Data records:
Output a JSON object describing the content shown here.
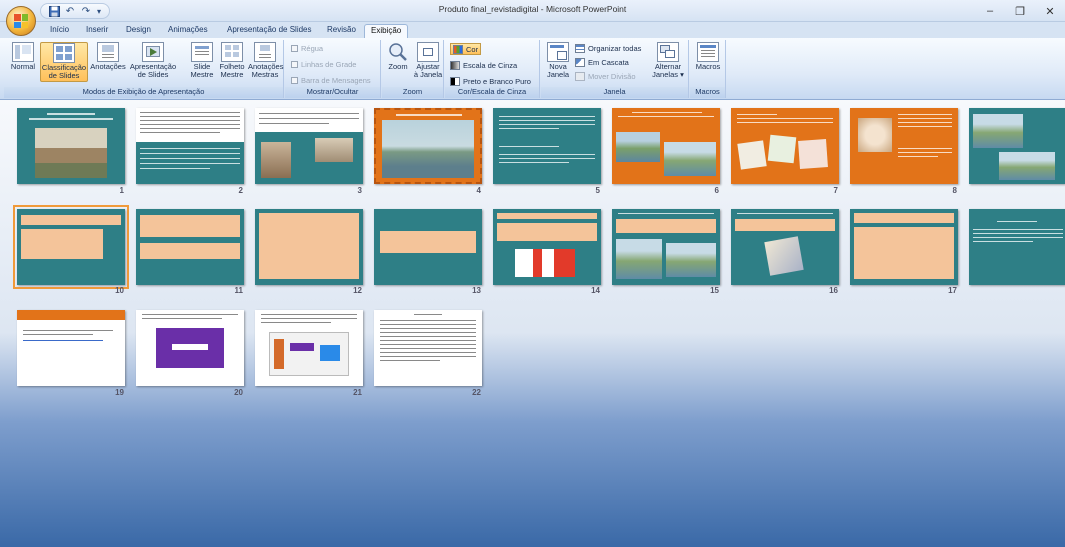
{
  "window": {
    "title": "Produto final_revistadigital - Microsoft PowerPoint",
    "minimize": "–",
    "restore": "❐",
    "close": "✕"
  },
  "quick_access": {
    "save_icon": "save-icon",
    "undo": "↶",
    "redo": "↷",
    "customize": "▾"
  },
  "tabs": [
    {
      "label": "Início"
    },
    {
      "label": "Inserir"
    },
    {
      "label": "Design"
    },
    {
      "label": "Animações"
    },
    {
      "label": "Apresentação de Slides"
    },
    {
      "label": "Revisão"
    },
    {
      "label": "Exibição"
    }
  ],
  "ribbon": {
    "groups": [
      {
        "label": "Modos de Exibição de Apresentação"
      },
      {
        "label": "Mostrar/Ocultar"
      },
      {
        "label": "Zoom"
      },
      {
        "label": "Cor/Escala de Cinza"
      },
      {
        "label": "Janela"
      },
      {
        "label": "Macros"
      }
    ],
    "views": [
      {
        "label1": "Normal",
        "label2": ""
      },
      {
        "label1": "Classificação",
        "label2": "de Slides"
      },
      {
        "label1": "Anotações",
        "label2": ""
      },
      {
        "label1": "Apresentação",
        "label2": "de Slides"
      },
      {
        "label1": "Slide",
        "label2": "Mestre"
      },
      {
        "label1": "Folheto",
        "label2": "Mestre"
      },
      {
        "label1": "Anotações",
        "label2": "Mestras"
      }
    ],
    "show_hide": {
      "ruler": "Régua",
      "gridlines": "Linhas de Grade",
      "message_bar": "Barra de Mensagens"
    },
    "zoom": {
      "zoom": "Zoom",
      "fit1": "Ajustar",
      "fit2": "à Janela"
    },
    "color": {
      "color": "Cor",
      "grayscale": "Escala de Cinza",
      "bw": "Preto e Branco Puro"
    },
    "window": {
      "new1": "Nova",
      "new2": "Janela",
      "arrange": "Organizar todas",
      "cascade": "Em Cascata",
      "move_split": "Mover Divisão",
      "switch1": "Alternar",
      "switch2": "Janelas ▾"
    },
    "macros": {
      "label": "Macros"
    }
  },
  "slides": [
    {
      "n": "1"
    },
    {
      "n": "2"
    },
    {
      "n": "3"
    },
    {
      "n": "4"
    },
    {
      "n": "5"
    },
    {
      "n": "6"
    },
    {
      "n": "7"
    },
    {
      "n": "8"
    },
    {
      "n": "10"
    },
    {
      "n": "11"
    },
    {
      "n": "12"
    },
    {
      "n": "13"
    },
    {
      "n": "14"
    },
    {
      "n": "15"
    },
    {
      "n": "16"
    },
    {
      "n": "17"
    },
    {
      "n": "19"
    },
    {
      "n": "20"
    },
    {
      "n": "21"
    },
    {
      "n": "22"
    }
  ],
  "colors": {
    "teal": "#2e7f86",
    "orange": "#e27319",
    "peach": "#f4c49a",
    "selection": "#f09a3a"
  }
}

What is needed:
Copy the whole of the material above exactly, but not its images.

Answer to the exercise:
Output a JSON object describing the content shown here.
{
  "window": {
    "title": "Produto final_revistadigital - Microsoft PowerPoint",
    "minimize": "–",
    "restore": "❐",
    "close": "✕"
  },
  "quick_access": {
    "save_icon": "save-icon",
    "undo": "↶",
    "redo": "↷",
    "customize": "▾"
  },
  "tabs": [
    {
      "label": "Início"
    },
    {
      "label": "Inserir"
    },
    {
      "label": "Design"
    },
    {
      "label": "Animações"
    },
    {
      "label": "Apresentação de Slides"
    },
    {
      "label": "Revisão"
    },
    {
      "label": "Exibição"
    }
  ],
  "ribbon": {
    "groups": [
      {
        "label": "Modos de Exibição de Apresentação"
      },
      {
        "label": "Mostrar/Ocultar"
      },
      {
        "label": "Zoom"
      },
      {
        "label": "Cor/Escala de Cinza"
      },
      {
        "label": "Janela"
      },
      {
        "label": "Macros"
      }
    ],
    "views": [
      {
        "label1": "Normal",
        "label2": ""
      },
      {
        "label1": "Classificação",
        "label2": "de Slides"
      },
      {
        "label1": "Anotações",
        "label2": ""
      },
      {
        "label1": "Apresentação",
        "label2": "de Slides"
      },
      {
        "label1": "Slide",
        "label2": "Mestre"
      },
      {
        "label1": "Folheto",
        "label2": "Mestre"
      },
      {
        "label1": "Anotações",
        "label2": "Mestras"
      }
    ],
    "show_hide": {
      "ruler": "Régua",
      "gridlines": "Linhas de Grade",
      "message_bar": "Barra de Mensagens"
    },
    "zoom": {
      "zoom": "Zoom",
      "fit1": "Ajustar",
      "fit2": "à Janela"
    },
    "color": {
      "color": "Cor",
      "grayscale": "Escala de Cinza",
      "bw": "Preto e Branco Puro"
    },
    "window": {
      "new1": "Nova",
      "new2": "Janela",
      "arrange": "Organizar todas",
      "cascade": "Em Cascata",
      "move_split": "Mover Divisão",
      "switch1": "Alternar",
      "switch2": "Janelas ▾"
    },
    "macros": {
      "label": "Macros"
    }
  },
  "slides": [
    {
      "n": "1"
    },
    {
      "n": "2"
    },
    {
      "n": "3"
    },
    {
      "n": "4"
    },
    {
      "n": "5"
    },
    {
      "n": "6"
    },
    {
      "n": "7"
    },
    {
      "n": "8"
    },
    {
      "n": "10"
    },
    {
      "n": "11"
    },
    {
      "n": "12"
    },
    {
      "n": "13"
    },
    {
      "n": "14"
    },
    {
      "n": "15"
    },
    {
      "n": "16"
    },
    {
      "n": "17"
    },
    {
      "n": "19"
    },
    {
      "n": "20"
    },
    {
      "n": "21"
    },
    {
      "n": "22"
    }
  ],
  "colors": {
    "teal": "#2e7f86",
    "orange": "#e27319",
    "peach": "#f4c49a",
    "selection": "#f09a3a"
  }
}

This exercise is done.